[EXCERPTED TEXT start]
India is a country of great complexity, great diversity, and by international standards we are a poor country. And, therefore, it goes without saying, that they must make use of all the brainpower that we have in our country to, at times, save on capital and equipment.


When I was a student at the University of Cambridge, some 50 years ago, I heard a story which relates to the very famous Russian Nuclear Scientist Kapitza, who was working at that time, in the early 20s, in the Cavendish Laboratory at Cambridge, meanwhile revolution took place in Russia and when Kapitza went home, he was imprisoned. He was taken before Stalin and he asked Stalin angrily why I am kept here? What am I supposed to do? Here is a country which does not provide any laboratory facilities. There is great shortage of equipment for me to function as a scientist and, although it is no longer fashionable to quote Stalin these days, Stalin did say a remarkable thing. He said ‘my dear young man, we are short of money, and that’s why we need to use our brains more effectively’. So R&D in our country, has to, at times, substitute for capital and what I have seen today gives me confidence, that we have in our country men and women of great commitment combining highest standards of excellence and social relevance working in our defence laboratories. I congratulate, Dr. Natarajan and all his colleagues for their continued commitment to the quest of excellence in research in the field of defence. 


In the last five decades, DRDO has made its mark in diverse fields, these range from the development of advanced missiles, our Main Battle-Tank, our Light Combat Aircraft to the country’s strategic deterrence capabilities. A number of the products developed by DRDO, have also found commercial use in the civilian sectors of our economy. At this juncture, Ladies and Gentlemen, we must seek to meet the requirements of the coming decades and accordingly, DRDO must redefine its approaches and restructure its capabilities. Our defence sector must now respond to a wide range of threat assessment including, both conventional threats as well as newer non-conventional challenges.
[EXCERPTED TEXT end]
WHAT TO WORK ON:
#1 Answer these questions from the speech excerpt:
(a) In which laboratory was Kapitza working in the early 20s?
(b) Whom does the speaker congratulate?
(c) For how many decades has DRDO been making its mark in diverse fields?
#2 Translate this sentence from the speech excerpt into Spanish: "A number of the products developed by DRDO, have also found commercial use in the civilian sectors of our economy."
#3 Reproduce the speech excerpt word for word between "India is a country" and "capital and equipment.", inclusive.
[DATASET CONTENT start]
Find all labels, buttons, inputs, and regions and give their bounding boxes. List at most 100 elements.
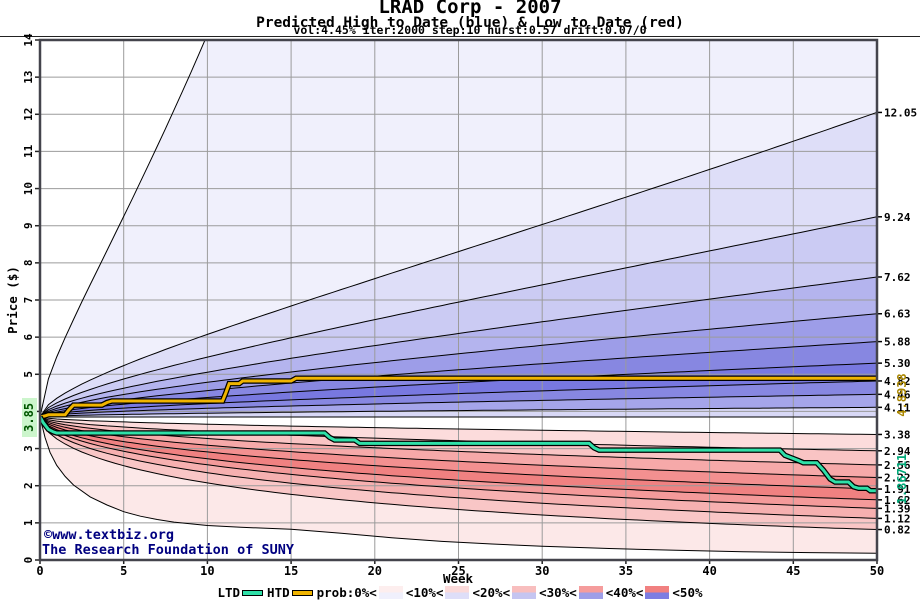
[DATASET CONTENT end]
SOLUTIONS FOR EACH TASK:
#1
(a) The Cavendish Laboratory at Cambridge.
(b) Dr. Natarajan and all his colleagues.
(c) Five decades.

#2 Varios de los productos desarrollados por DRDO también han encontrado uso comercial en los sectores civiles de nuestra economía.

#3
India is a country of great complexity, great diversity, and by international standards we are a poor country. And, therefore, it goes without saying, that they must make use of all the brainpower that we have in our country to, at times, save on capital and equipment.